▶ Written request
Repeat, line for line, the entries printed below.

▶ Supplied entries
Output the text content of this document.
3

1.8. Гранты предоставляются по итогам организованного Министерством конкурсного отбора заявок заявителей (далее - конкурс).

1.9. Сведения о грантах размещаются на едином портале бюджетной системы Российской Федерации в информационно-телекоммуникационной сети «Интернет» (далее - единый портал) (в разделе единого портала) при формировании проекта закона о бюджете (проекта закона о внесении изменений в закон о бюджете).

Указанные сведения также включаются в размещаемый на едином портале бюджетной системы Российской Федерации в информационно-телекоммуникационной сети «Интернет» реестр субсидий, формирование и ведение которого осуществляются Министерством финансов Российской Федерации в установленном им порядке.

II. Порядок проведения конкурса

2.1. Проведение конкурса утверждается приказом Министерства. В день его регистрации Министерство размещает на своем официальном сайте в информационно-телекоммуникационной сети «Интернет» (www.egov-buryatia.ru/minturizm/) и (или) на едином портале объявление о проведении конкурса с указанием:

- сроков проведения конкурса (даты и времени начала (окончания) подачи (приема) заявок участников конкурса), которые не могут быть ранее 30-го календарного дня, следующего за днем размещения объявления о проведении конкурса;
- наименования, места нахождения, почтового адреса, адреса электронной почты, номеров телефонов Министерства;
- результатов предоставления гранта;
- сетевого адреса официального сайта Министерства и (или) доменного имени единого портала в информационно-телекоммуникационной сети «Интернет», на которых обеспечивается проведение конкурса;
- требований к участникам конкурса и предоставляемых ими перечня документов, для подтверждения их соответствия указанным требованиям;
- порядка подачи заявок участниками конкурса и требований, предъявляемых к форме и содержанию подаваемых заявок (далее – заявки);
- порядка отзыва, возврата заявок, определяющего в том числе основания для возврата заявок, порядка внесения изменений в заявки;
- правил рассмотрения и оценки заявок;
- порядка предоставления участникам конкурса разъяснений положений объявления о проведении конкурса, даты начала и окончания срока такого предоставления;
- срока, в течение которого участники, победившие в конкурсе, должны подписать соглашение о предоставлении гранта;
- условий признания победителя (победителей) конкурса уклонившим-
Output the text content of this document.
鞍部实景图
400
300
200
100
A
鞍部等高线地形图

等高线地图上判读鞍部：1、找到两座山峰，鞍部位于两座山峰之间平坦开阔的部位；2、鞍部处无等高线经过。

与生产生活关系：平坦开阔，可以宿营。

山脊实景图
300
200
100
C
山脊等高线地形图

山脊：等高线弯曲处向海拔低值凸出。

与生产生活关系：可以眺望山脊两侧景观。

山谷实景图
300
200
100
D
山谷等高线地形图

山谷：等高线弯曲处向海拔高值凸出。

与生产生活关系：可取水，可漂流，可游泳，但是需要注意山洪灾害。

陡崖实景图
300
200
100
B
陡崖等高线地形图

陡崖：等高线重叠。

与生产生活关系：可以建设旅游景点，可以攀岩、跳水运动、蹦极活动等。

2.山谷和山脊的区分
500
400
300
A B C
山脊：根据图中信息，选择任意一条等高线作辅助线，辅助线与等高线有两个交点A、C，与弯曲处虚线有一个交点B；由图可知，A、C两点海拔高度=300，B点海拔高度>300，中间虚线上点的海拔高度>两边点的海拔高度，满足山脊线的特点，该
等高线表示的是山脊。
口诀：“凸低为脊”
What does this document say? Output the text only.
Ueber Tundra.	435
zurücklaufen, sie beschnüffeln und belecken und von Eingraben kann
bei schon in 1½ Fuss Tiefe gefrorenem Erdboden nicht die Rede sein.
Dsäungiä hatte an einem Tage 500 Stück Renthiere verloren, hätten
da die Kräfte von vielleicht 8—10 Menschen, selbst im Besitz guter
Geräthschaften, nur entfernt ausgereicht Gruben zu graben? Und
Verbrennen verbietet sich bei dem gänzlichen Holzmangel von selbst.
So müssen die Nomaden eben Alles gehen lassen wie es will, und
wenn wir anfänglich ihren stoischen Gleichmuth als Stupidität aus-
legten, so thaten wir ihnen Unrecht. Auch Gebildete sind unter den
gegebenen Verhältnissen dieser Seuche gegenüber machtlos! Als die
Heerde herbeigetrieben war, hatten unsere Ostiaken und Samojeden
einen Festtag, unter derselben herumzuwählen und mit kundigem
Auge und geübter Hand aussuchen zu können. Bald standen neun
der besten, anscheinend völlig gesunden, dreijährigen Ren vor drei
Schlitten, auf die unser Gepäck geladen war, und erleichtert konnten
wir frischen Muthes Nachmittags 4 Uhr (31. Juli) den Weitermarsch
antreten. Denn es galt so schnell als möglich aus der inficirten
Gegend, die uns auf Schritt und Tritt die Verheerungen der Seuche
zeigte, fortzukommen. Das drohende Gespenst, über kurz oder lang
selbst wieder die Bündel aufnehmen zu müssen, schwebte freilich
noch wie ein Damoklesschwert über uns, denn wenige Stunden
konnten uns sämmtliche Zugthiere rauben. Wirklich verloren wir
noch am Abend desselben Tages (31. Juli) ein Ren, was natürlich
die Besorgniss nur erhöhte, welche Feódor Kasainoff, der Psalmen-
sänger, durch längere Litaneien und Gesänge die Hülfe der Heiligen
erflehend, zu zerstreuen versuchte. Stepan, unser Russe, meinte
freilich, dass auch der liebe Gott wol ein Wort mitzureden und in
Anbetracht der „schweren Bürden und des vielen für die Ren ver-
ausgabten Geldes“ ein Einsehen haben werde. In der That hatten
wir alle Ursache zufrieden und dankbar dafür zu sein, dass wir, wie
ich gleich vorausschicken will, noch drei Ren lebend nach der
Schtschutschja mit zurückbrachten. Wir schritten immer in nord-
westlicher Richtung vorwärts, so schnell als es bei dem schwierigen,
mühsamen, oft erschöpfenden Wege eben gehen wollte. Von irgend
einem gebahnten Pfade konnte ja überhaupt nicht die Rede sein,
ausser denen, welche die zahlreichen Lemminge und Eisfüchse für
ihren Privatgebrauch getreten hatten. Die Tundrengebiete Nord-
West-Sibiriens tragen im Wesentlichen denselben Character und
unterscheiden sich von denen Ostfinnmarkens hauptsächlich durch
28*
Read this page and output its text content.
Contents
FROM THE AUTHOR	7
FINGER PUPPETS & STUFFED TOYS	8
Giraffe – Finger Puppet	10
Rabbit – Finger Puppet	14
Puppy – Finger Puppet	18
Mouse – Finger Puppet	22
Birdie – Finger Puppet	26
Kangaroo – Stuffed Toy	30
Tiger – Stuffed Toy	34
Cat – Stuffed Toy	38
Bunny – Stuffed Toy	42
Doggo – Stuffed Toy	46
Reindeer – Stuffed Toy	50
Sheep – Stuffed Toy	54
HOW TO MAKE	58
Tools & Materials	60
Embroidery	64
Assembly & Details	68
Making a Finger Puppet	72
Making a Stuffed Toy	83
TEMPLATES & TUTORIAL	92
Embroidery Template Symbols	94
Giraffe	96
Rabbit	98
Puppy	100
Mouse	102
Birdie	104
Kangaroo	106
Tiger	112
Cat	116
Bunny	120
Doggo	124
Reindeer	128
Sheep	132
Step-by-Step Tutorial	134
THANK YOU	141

▶ Answer for this exercise
Output the text content of this document.
3

1.8. Гранты предоставляются по итогам организованного Министерством конкурсного отбора заявок заявителей (далее - конкурс).

1.9. Сведения о грантах размещаются на едином портале бюджетной системы Российской Федерации в информационно-телекоммуникационной сети «Интернет» (далее - единый портал) (в разделе единого портала) при формировании проекта закона о бюджете (проекта закона о внесении изменений в закон о бюджете).

Указанные сведения также включаются в размещаемый на едином портале бюджетной системы Российской Федерации в информационно-телекоммуникационной сети «Интернет» реестр субсидий, формирование и ведение которого осуществляются Министерством финансов Российской Федерации в установленном им порядке.

II. Порядок проведения конкурса

2.1. Проведение конкурса утверждается приказом Министерства. В день его регистрации Министерство размещает на своем официальном сайте в информационно-телекоммуникационной сети «Интернет» (www.egov-buryatia.ru/minturizm/) и (или) на едином портале объявление о проведении конкурса с указанием:

- сроков проведения конкурса (даты и времени начала (окончания) подачи (приема) заявок участников конкурса), которые не могут быть ранее 30-го календарного дня, следующего за днем размещения объявления о проведении конкурса;
- наименования, места нахождения, почтового адреса, адреса электронной почты, номеров телефонов Министерства;
- результатов предоставления гранта;
- сетевого адреса официального сайта Министерства и (или) доменного имени единого портала в информационно-телекоммуникационной сети «Интернет», на которых обеспечивается проведение конкурса;
- требований к участникам конкурса и предоставляемых ими перечня документов, для подтверждения их соответствия указанным требованиям;
- порядка подачи заявок участниками конкурса и требований, предъявляемых к форме и содержанию подаваемых заявок (далее – заявки);
- порядка отзыва, возврата заявок, определяющего в том числе основания для возврата заявок, порядка внесения изменений в заявки;
- правил рассмотрения и оценки заявок;
- порядка предоставления участникам конкурса разъяснений положений объявления о проведении конкурса, даты начала и окончания срока такого предоставления;
- срока, в течение которого участники, победившие в конкурсе, должны подписать соглашение о предоставлении гранта;
- условий признания победителя (победителей) конкурса уклонившим-
Output the text content of this document.
鞍部实景图
400
300
200
100
A
鞍部等高线地形图

等高线地图上判读鞍部：1、找到两座山峰，鞍部位于两座山峰之间平坦开阔的部位；2、鞍部处无等高线经过。

与生产生活关系：平坦开阔，可以宿营。

山脊实景图
300
200
100
C
山脊等高线地形图

山脊：等高线弯曲处向海拔低值凸出。

与生产生活关系：可以眺望山脊两侧景观。

山谷实景图
300
200
100
D
山谷等高线地形图

山谷：等高线弯曲处向海拔高值凸出。

与生产生活关系：可取水，可漂流，可游泳，但是需要注意山洪灾害。

陡崖实景图
300
200
100
B
陡崖等高线地形图

陡崖：等高线重叠。

与生产生活关系：可以建设旅游景点，可以攀岩、跳水运动、蹦极活动等。

2.山谷和山脊的区分
500
400
300
A B C
山脊：根据图中信息，选择任意一条等高线作辅助线，辅助线与等高线有两个交点A、C，与弯曲处虚线有一个交点B；由图可知，A、C两点海拔高度=300，B点海拔高度>300，中间虚线上点的海拔高度>两边点的海拔高度，满足山脊线的特点，该
等高线表示的是山脊。
口诀：“凸低为脊”
What does this document say? Output the text only.
Ueber Tundra.	435
zurücklaufen, sie beschnüffeln und belecken und von Eingraben kann
bei schon in 1½ Fuss Tiefe gefrorenem Erdboden nicht die Rede sein.
Dsäungiä hatte an einem Tage 500 Stück Renthiere verloren, hätten
da die Kräfte von vielleicht 8—10 Menschen, selbst im Besitz guter
Geräthschaften, nur entfernt ausgereicht Gruben zu graben? Und
Verbrennen verbietet sich bei dem gänzlichen Holzmangel von selbst.
So müssen die Nomaden eben Alles gehen lassen wie es will, und
wenn wir anfänglich ihren stoischen Gleichmuth als Stupidität aus-
legten, so thaten wir ihnen Unrecht. Auch Gebildete sind unter den
gegebenen Verhältnissen dieser Seuche gegenüber machtlos! Als die
Heerde herbeigetrieben war, hatten unsere Ostiaken und Samojeden
einen Festtag, unter derselben herumzuwählen und mit kundigem
Auge und geübter Hand aussuchen zu können. Bald standen neun
der besten, anscheinend völlig gesunden, dreijährigen Ren vor drei
Schlitten, auf die unser Gepäck geladen war, und erleichtert konnten
wir frischen Muthes Nachmittags 4 Uhr (31. Juli) den Weitermarsch
antreten. Denn es galt so schnell als möglich aus der inficirten
Gegend, die uns auf Schritt und Tritt die Verheerungen der Seuche
zeigte, fortzukommen. Das drohende Gespenst, über kurz oder lang
selbst wieder die Bündel aufnehmen zu müssen, schwebte freilich
noch wie ein Damoklesschwert über uns, denn wenige Stunden
konnten uns sämmtliche Zugthiere rauben. Wirklich verloren wir
noch am Abend desselben Tages (31. Juli) ein Ren, was natürlich
die Besorgniss nur erhöhte, welche Feódor Kasainoff, der Psalmen-
sänger, durch längere Litaneien und Gesänge die Hülfe der Heiligen
erflehend, zu zerstreuen versuchte. Stepan, unser Russe, meinte
freilich, dass auch der liebe Gott wol ein Wort mitzureden und in
Anbetracht der „schweren Bürden und des vielen für die Ren ver-
ausgabten Geldes“ ein Einsehen haben werde. In der That hatten
wir alle Ursache zufrieden und dankbar dafür zu sein, dass wir, wie
ich gleich vorausschicken will, noch drei Ren lebend nach der
Schtschutschja mit zurückbrachten. Wir schritten immer in nord-
westlicher Richtung vorwärts, so schnell als es bei dem schwierigen,
mühsamen, oft erschöpfenden Wege eben gehen wollte. Von irgend
einem gebahnten Pfade konnte ja überhaupt nicht die Rede sein,
ausser denen, welche die zahlreichen Lemminge und Eisfüchse für
ihren Privatgebrauch getreten hatten. Die Tundrengebiete Nord-
West-Sibiriens tragen im Wesentlichen denselben Character und
unterscheiden sich von denen Ostfinnmarkens hauptsächlich durch
28*
Read this page and output its text content.
Contents
FROM THE AUTHOR	7
FINGER PUPPETS & STUFFED TOYS	8
Giraffe – Finger Puppet	10
Rabbit – Finger Puppet	14
Puppy – Finger Puppet	18
Mouse – Finger Puppet	22
Birdie – Finger Puppet	26
Kangaroo – Stuffed Toy	30
Tiger – Stuffed Toy	34
Cat – Stuffed Toy	38
Bunny – Stuffed Toy	42
Doggo – Stuffed Toy	46
Reindeer – Stuffed Toy	50
Sheep – Stuffed Toy	54
HOW TO MAKE	58
Tools & Materials	60
Embroidery	64
Assembly & Details	68
Making a Finger Puppet	72
Making a Stuffed Toy	83
TEMPLATES & TUTORIAL	92
Embroidery Template Symbols	94
Giraffe	96
Rabbit	98
Puppy	100
Mouse	102
Birdie	104
Kangaroo	106
Tiger	112
Cat	116
Bunny	120
Doggo	124
Reindeer	128
Sheep	132
Step-by-Step Tutorial	134
THANK YOU	141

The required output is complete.